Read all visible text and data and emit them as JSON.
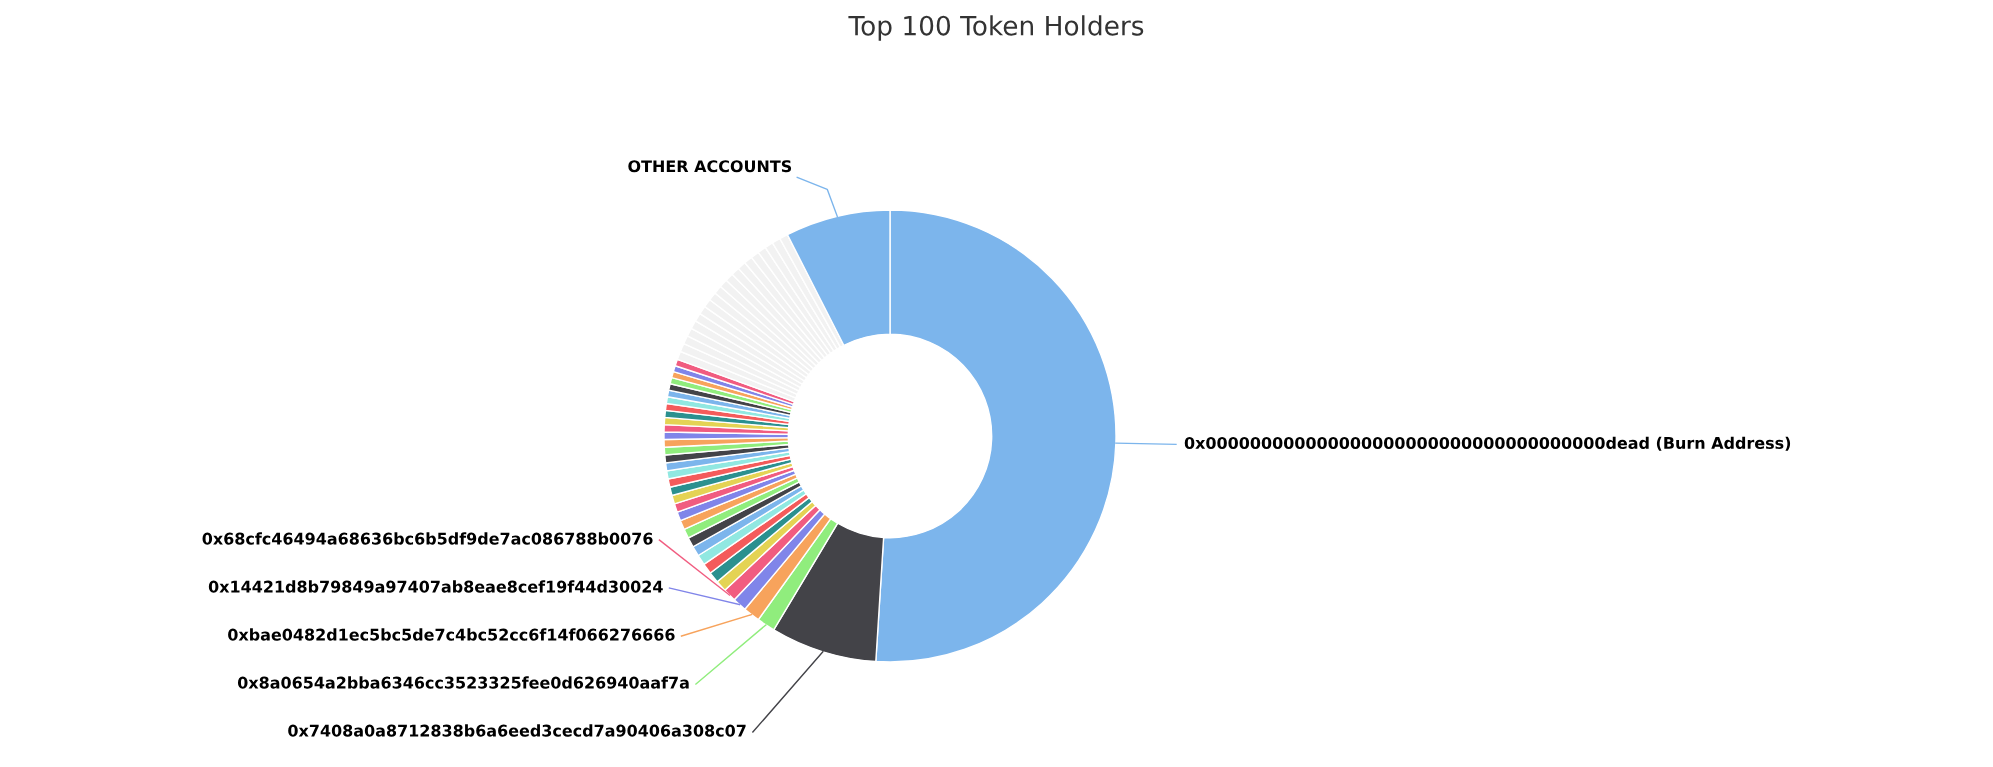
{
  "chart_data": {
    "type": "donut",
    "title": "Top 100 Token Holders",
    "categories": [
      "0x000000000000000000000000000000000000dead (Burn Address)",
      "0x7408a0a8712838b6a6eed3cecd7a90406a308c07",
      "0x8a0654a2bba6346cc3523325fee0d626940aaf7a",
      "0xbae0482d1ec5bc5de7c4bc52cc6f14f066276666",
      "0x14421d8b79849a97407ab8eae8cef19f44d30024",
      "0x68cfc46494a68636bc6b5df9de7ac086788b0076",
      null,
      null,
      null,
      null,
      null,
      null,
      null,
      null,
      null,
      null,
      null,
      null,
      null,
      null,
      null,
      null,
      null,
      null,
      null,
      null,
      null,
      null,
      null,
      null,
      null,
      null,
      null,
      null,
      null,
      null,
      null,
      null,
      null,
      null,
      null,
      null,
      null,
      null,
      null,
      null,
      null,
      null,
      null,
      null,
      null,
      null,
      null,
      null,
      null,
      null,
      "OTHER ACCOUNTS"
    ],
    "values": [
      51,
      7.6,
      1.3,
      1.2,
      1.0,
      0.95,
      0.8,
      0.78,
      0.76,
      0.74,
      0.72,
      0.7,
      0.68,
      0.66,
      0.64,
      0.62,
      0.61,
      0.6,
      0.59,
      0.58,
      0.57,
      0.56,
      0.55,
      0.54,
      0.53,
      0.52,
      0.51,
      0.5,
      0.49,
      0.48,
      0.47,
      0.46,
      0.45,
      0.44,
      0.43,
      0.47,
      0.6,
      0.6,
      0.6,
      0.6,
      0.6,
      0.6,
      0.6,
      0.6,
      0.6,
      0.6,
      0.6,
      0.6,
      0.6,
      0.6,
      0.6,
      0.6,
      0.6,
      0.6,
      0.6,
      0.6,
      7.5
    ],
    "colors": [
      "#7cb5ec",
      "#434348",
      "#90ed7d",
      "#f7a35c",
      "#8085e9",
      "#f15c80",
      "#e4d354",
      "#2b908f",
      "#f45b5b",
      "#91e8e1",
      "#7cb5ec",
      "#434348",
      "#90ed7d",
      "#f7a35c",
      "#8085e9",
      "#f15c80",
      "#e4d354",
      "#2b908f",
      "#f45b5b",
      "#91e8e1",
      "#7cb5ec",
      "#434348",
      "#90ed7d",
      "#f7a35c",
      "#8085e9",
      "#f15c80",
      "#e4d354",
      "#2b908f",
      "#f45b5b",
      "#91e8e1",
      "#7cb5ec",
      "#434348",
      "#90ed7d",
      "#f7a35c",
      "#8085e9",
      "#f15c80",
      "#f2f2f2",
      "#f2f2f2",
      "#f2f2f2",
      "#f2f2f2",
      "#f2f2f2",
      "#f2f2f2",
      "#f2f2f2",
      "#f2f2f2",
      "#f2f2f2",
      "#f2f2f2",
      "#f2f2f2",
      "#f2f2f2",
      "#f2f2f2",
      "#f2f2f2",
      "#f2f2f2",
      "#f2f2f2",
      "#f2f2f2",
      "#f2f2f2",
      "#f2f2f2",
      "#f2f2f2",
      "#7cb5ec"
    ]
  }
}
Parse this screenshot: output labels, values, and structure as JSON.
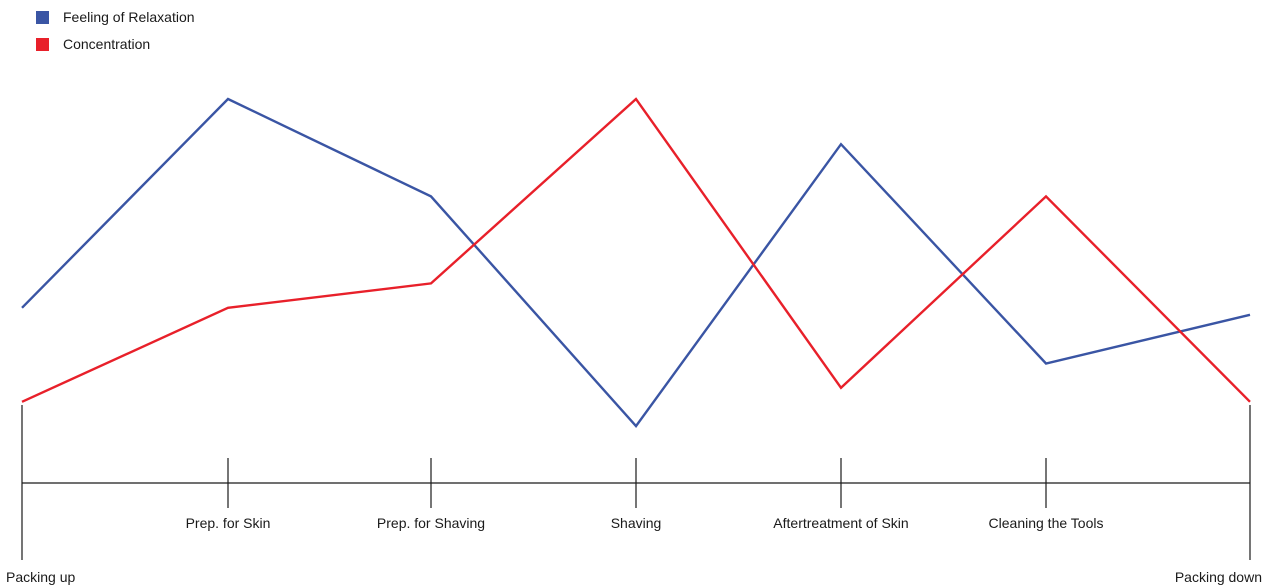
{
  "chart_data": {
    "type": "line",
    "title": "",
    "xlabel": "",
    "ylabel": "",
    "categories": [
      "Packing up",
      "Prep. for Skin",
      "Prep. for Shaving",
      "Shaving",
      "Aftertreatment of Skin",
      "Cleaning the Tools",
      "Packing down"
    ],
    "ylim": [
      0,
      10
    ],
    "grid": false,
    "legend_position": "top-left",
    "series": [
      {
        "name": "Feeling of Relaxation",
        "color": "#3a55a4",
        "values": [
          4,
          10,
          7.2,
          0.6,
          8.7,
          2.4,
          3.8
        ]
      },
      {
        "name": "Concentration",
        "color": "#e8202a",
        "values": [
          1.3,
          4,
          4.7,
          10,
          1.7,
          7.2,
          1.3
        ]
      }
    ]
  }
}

* **Task**:
Write the lines above out again exactly, without any of their pictures.

* **Solution to the problem**:
Read all visible text and data and emit them as JSON.
{
  "chart_data": {
    "type": "donut",
    "title": "Top 100 Token Holders",
    "categories": [
      "0x000000000000000000000000000000000000dead (Burn Address)",
      "0x7408a0a8712838b6a6eed3cecd7a90406a308c07",
      "0x8a0654a2bba6346cc3523325fee0d626940aaf7a",
      "0xbae0482d1ec5bc5de7c4bc52cc6f14f066276666",
      "0x14421d8b79849a97407ab8eae8cef19f44d30024",
      "0x68cfc46494a68636bc6b5df9de7ac086788b0076",
      null,
      null,
      null,
      null,
      null,
      null,
      null,
      null,
      null,
      null,
      null,
      null,
      null,
      null,
      null,
      null,
      null,
      null,
      null,
      null,
      null,
      null,
      null,
      null,
      null,
      null,
      null,
      null,
      null,
      null,
      null,
      null,
      null,
      null,
      null,
      null,
      null,
      null,
      null,
      null,
      null,
      null,
      null,
      null,
      null,
      null,
      null,
      null,
      null,
      null,
      "OTHER ACCOUNTS"
    ],
    "values": [
      51,
      7.6,
      1.3,
      1.2,
      1.0,
      0.95,
      0.8,
      0.78,
      0.76,
      0.74,
      0.72,
      0.7,
      0.68,
      0.66,
      0.64,
      0.62,
      0.61,
      0.6,
      0.59,
      0.58,
      0.57,
      0.56,
      0.55,
      0.54,
      0.53,
      0.52,
      0.51,
      0.5,
      0.49,
      0.48,
      0.47,
      0.46,
      0.45,
      0.44,
      0.43,
      0.47,
      0.6,
      0.6,
      0.6,
      0.6,
      0.6,
      0.6,
      0.6,
      0.6,
      0.6,
      0.6,
      0.6,
      0.6,
      0.6,
      0.6,
      0.6,
      0.6,
      0.6,
      0.6,
      0.6,
      0.6,
      7.5
    ],
    "colors": [
      "#7cb5ec",
      "#434348",
      "#90ed7d",
      "#f7a35c",
      "#8085e9",
      "#f15c80",
      "#e4d354",
      "#2b908f",
      "#f45b5b",
      "#91e8e1",
      "#7cb5ec",
      "#434348",
      "#90ed7d",
      "#f7a35c",
      "#8085e9",
      "#f15c80",
      "#e4d354",
      "#2b908f",
      "#f45b5b",
      "#91e8e1",
      "#7cb5ec",
      "#434348",
      "#90ed7d",
      "#f7a35c",
      "#8085e9",
      "#f15c80",
      "#e4d354",
      "#2b908f",
      "#f45b5b",
      "#91e8e1",
      "#7cb5ec",
      "#434348",
      "#90ed7d",
      "#f7a35c",
      "#8085e9",
      "#f15c80",
      "#f2f2f2",
      "#f2f2f2",
      "#f2f2f2",
      "#f2f2f2",
      "#f2f2f2",
      "#f2f2f2",
      "#f2f2f2",
      "#f2f2f2",
      "#f2f2f2",
      "#f2f2f2",
      "#f2f2f2",
      "#f2f2f2",
      "#f2f2f2",
      "#f2f2f2",
      "#f2f2f2",
      "#f2f2f2",
      "#f2f2f2",
      "#f2f2f2",
      "#f2f2f2",
      "#f2f2f2",
      "#7cb5ec"
    ]
  }
}
Parse this screenshot: output labels, values, and structure as JSON.
{
  "chart_data": {
    "type": "line",
    "title": "",
    "xlabel": "",
    "ylabel": "",
    "categories": [
      "Packing up",
      "Prep. for Skin",
      "Prep. for Shaving",
      "Shaving",
      "Aftertreatment of Skin",
      "Cleaning the Tools",
      "Packing down"
    ],
    "ylim": [
      0,
      10
    ],
    "grid": false,
    "legend_position": "top-left",
    "series": [
      {
        "name": "Feeling of Relaxation",
        "color": "#3a55a4",
        "values": [
          4,
          10,
          7.2,
          0.6,
          8.7,
          2.4,
          3.8
        ]
      },
      {
        "name": "Concentration",
        "color": "#e8202a",
        "values": [
          1.3,
          4,
          4.7,
          10,
          1.7,
          7.2,
          1.3
        ]
      }
    ]
  }
}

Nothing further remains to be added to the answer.